What is needed> Wherever "手自动反馈" appears in a line, copy that line.
# Start of Source material
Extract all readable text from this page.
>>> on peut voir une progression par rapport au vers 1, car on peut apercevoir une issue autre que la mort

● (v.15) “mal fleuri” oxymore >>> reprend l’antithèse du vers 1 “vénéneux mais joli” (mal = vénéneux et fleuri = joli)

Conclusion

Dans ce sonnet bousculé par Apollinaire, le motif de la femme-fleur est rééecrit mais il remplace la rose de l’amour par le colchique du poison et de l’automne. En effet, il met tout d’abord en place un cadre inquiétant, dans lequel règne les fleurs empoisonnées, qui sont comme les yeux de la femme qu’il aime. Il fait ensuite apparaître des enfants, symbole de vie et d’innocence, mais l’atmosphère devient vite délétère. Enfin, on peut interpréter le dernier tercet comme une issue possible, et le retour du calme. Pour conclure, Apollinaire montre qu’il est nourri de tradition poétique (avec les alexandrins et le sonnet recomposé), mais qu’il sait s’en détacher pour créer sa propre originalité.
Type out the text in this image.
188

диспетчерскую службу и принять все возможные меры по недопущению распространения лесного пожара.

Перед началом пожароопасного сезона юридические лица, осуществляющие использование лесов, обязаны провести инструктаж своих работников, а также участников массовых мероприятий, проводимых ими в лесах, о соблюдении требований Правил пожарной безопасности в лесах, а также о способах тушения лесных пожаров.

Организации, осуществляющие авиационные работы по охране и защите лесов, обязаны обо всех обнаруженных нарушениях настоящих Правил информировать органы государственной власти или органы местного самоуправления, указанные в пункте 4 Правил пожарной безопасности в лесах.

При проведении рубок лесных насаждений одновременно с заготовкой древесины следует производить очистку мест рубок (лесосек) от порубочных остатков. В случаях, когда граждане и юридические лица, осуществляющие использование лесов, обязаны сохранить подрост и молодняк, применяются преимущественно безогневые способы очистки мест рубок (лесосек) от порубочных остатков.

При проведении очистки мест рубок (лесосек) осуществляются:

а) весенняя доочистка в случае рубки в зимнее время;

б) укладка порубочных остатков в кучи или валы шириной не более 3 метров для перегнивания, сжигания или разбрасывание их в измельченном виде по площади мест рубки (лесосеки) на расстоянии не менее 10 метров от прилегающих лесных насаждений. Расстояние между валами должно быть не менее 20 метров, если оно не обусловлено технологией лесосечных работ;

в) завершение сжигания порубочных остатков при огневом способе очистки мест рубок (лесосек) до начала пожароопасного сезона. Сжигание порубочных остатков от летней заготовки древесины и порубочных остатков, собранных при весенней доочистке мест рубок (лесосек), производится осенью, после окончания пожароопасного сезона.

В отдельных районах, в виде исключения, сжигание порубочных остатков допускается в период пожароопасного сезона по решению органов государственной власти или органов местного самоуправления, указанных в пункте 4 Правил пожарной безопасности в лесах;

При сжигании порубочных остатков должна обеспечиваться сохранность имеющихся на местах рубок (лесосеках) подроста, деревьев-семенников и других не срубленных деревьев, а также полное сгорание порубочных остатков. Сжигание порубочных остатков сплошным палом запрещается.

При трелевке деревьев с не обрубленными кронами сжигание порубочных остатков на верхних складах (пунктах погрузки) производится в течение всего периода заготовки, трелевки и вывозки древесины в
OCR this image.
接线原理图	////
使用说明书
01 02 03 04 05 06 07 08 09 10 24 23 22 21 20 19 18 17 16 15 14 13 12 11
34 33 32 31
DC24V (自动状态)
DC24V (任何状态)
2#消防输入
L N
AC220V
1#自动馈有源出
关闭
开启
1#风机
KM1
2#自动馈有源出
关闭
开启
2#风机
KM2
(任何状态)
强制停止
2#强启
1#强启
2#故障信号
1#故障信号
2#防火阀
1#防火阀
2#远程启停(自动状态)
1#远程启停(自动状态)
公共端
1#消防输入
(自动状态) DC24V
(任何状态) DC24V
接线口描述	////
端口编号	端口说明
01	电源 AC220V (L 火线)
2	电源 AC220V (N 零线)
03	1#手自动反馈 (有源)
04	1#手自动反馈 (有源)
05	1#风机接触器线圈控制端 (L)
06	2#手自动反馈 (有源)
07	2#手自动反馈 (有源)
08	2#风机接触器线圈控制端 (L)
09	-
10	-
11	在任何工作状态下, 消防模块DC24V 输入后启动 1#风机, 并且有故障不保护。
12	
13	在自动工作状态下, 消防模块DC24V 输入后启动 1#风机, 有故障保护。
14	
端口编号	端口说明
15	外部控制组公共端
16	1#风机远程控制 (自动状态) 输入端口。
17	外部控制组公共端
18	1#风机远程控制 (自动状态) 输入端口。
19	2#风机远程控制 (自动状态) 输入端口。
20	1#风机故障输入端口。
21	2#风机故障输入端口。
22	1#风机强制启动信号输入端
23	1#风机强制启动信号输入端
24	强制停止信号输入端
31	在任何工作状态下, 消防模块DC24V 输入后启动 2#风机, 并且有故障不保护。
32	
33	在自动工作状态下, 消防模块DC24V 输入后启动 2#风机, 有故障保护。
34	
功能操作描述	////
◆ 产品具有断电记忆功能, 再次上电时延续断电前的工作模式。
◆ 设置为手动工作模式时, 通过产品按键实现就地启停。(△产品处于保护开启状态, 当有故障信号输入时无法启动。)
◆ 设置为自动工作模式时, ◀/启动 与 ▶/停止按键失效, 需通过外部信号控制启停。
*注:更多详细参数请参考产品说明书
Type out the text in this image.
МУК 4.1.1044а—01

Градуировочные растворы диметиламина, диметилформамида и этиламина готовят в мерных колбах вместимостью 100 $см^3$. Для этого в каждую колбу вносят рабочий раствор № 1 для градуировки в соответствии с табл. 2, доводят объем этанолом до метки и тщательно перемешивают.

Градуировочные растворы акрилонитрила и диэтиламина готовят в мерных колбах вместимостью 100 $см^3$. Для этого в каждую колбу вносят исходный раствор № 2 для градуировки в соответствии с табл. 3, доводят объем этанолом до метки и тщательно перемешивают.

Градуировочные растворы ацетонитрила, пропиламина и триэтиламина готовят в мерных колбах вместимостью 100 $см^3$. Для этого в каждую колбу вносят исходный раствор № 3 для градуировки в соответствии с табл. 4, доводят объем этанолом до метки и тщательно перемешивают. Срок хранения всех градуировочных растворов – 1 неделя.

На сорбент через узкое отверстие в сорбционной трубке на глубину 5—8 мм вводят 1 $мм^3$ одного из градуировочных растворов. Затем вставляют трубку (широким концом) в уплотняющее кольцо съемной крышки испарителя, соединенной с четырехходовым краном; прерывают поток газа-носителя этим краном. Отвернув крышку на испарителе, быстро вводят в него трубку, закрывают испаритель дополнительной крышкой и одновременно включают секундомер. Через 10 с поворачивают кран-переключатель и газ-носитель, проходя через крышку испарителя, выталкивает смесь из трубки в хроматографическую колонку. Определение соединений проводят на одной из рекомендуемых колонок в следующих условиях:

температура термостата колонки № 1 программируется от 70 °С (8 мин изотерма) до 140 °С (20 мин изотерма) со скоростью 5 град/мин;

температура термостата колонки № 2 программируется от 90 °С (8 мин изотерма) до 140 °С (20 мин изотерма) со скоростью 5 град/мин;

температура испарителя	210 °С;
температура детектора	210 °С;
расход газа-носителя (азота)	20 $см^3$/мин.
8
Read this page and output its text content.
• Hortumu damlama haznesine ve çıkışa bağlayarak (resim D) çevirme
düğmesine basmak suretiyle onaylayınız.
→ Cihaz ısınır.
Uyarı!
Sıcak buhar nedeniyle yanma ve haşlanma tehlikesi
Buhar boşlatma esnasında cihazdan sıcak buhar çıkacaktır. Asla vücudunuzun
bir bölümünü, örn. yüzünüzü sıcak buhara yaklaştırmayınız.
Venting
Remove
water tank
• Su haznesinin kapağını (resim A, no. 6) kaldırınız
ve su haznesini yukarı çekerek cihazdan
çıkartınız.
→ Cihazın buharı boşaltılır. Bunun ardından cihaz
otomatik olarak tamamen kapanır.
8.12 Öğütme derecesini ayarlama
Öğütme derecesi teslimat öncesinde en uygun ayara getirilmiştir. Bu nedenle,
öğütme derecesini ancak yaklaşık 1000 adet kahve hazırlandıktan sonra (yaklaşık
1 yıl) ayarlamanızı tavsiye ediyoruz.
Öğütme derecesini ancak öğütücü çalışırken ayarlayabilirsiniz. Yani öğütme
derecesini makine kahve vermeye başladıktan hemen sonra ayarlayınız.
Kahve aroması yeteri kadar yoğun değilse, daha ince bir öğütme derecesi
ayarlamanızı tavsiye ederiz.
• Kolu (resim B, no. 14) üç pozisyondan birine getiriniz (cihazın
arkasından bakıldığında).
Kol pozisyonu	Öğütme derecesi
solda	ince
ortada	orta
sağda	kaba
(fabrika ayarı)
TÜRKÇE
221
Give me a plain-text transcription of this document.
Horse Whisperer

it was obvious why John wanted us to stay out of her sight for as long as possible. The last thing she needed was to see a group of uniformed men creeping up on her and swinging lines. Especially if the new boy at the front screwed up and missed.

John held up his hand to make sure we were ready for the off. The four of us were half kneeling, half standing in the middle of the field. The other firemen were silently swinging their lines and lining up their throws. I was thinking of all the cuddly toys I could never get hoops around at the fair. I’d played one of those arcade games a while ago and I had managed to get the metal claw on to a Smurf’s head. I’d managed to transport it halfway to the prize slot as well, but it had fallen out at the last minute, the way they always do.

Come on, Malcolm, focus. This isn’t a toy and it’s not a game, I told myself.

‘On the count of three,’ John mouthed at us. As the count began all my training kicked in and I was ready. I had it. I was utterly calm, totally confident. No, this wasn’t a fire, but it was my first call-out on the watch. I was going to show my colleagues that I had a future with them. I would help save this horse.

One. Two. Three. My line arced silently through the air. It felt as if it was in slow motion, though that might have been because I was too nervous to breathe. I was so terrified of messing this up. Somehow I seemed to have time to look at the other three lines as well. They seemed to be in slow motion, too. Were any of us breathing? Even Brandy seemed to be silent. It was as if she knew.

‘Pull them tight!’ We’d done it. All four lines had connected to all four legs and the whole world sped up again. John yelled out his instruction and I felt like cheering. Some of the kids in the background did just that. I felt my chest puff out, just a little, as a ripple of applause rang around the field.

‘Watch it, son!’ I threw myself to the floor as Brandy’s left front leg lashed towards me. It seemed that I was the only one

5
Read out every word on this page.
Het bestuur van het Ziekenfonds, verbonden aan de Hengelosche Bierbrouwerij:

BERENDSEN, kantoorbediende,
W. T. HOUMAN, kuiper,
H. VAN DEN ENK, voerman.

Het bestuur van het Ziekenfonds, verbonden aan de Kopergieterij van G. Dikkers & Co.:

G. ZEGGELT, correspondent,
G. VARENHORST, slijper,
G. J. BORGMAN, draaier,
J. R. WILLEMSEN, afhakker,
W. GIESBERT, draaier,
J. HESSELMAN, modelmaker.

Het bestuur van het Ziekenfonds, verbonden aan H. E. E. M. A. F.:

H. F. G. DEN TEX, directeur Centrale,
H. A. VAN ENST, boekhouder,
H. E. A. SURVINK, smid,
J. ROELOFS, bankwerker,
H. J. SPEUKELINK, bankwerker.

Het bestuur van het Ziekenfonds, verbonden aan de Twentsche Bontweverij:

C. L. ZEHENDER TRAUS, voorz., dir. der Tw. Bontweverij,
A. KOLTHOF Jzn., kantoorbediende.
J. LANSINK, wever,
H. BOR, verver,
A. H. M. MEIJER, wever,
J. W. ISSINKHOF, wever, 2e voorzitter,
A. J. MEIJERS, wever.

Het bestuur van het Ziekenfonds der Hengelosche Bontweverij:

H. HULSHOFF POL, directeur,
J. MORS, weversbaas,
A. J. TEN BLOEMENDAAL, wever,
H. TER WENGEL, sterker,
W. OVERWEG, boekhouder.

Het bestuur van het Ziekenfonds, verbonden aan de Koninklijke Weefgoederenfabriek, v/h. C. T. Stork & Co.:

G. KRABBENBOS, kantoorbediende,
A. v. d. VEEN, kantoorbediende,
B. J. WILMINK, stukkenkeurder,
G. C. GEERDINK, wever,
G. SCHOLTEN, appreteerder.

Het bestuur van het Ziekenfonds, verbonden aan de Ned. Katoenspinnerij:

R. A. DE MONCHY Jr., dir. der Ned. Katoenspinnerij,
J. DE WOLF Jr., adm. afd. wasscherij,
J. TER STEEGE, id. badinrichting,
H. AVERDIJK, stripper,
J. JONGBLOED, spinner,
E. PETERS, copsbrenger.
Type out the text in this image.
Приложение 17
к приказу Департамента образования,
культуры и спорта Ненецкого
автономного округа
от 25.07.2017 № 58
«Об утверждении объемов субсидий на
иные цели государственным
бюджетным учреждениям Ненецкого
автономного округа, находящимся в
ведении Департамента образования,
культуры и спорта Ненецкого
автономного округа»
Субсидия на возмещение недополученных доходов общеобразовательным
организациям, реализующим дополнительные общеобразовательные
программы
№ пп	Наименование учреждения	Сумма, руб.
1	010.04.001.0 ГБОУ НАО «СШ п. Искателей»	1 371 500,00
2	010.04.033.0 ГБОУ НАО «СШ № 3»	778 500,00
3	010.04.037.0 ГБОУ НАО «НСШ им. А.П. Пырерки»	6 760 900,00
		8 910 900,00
# End of Source material
Solution below>
03	1#手自动反馈 (有源)
04	1#手自动反馈 (有源)
06	2#手自动反馈 (有源)
07	2#手自动反馈 (有源)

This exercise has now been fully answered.